▶ **TASK GOAL**
Count only the lines of the records that hold "this", then give the number without any other words.

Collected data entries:
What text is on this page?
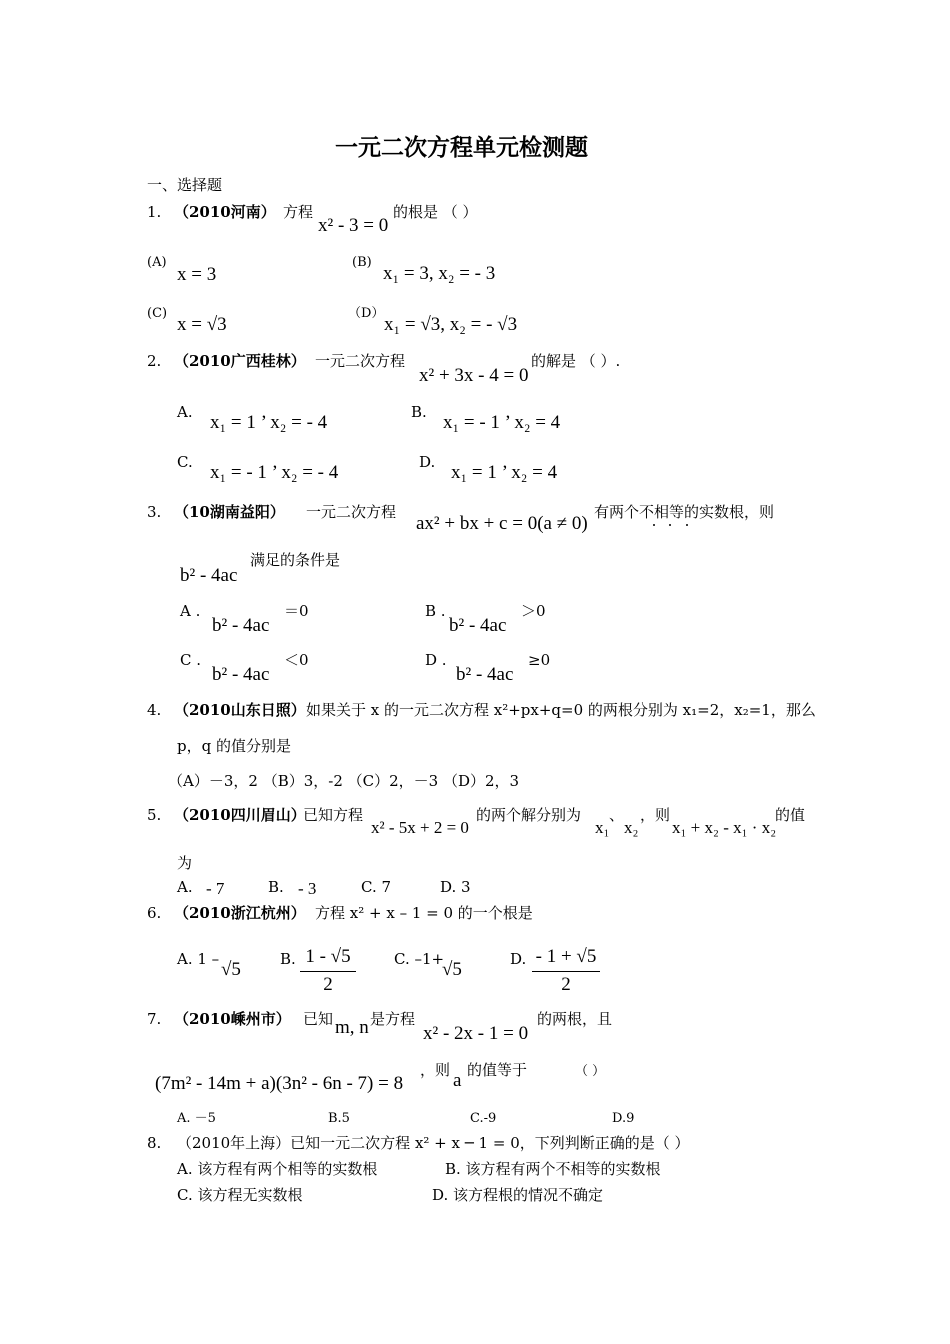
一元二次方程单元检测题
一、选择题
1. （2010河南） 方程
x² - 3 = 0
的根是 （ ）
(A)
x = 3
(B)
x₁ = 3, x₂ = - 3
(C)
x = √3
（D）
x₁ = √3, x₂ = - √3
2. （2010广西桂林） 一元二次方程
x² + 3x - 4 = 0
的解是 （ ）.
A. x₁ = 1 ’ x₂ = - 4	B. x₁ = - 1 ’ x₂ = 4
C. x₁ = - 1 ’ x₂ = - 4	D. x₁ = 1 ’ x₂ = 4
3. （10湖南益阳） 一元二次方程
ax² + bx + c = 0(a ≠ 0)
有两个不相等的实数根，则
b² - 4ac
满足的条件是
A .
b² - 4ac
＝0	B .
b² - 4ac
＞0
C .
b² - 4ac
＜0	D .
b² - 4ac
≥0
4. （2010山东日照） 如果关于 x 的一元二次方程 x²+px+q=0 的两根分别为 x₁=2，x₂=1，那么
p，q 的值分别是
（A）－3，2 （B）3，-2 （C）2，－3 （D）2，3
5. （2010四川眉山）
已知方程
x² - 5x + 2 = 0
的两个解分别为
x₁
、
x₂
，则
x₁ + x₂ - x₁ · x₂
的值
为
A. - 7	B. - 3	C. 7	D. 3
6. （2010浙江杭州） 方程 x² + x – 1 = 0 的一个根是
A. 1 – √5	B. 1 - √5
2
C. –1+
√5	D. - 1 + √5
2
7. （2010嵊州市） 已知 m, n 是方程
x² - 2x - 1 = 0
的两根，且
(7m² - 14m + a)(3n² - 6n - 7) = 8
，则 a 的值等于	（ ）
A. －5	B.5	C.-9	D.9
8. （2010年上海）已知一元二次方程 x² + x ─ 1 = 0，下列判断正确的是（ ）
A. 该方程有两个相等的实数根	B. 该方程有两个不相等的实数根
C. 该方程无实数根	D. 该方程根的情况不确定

...

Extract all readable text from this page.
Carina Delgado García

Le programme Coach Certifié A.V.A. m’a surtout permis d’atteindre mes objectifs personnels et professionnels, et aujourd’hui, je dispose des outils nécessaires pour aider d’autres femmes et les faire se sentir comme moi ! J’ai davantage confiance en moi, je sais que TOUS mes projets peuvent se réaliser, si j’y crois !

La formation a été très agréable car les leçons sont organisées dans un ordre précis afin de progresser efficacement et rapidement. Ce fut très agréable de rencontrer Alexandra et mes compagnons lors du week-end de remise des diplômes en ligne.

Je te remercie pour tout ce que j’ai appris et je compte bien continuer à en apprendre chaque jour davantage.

---

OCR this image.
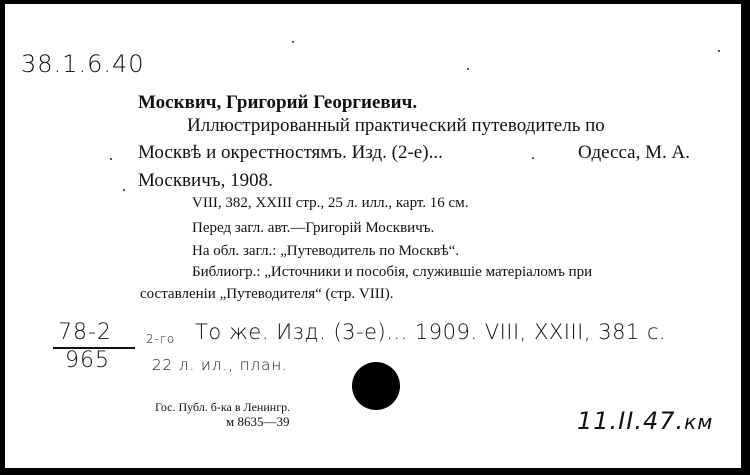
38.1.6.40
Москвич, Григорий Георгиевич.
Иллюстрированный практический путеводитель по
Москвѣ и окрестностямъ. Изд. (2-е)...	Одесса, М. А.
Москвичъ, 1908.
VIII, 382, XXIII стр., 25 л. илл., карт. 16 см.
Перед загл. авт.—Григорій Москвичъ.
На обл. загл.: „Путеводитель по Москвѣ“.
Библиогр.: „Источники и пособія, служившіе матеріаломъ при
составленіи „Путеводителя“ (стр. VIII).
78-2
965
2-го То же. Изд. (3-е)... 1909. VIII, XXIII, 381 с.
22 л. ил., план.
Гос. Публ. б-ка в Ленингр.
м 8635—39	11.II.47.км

▶ **EXERCISE RESULT**
3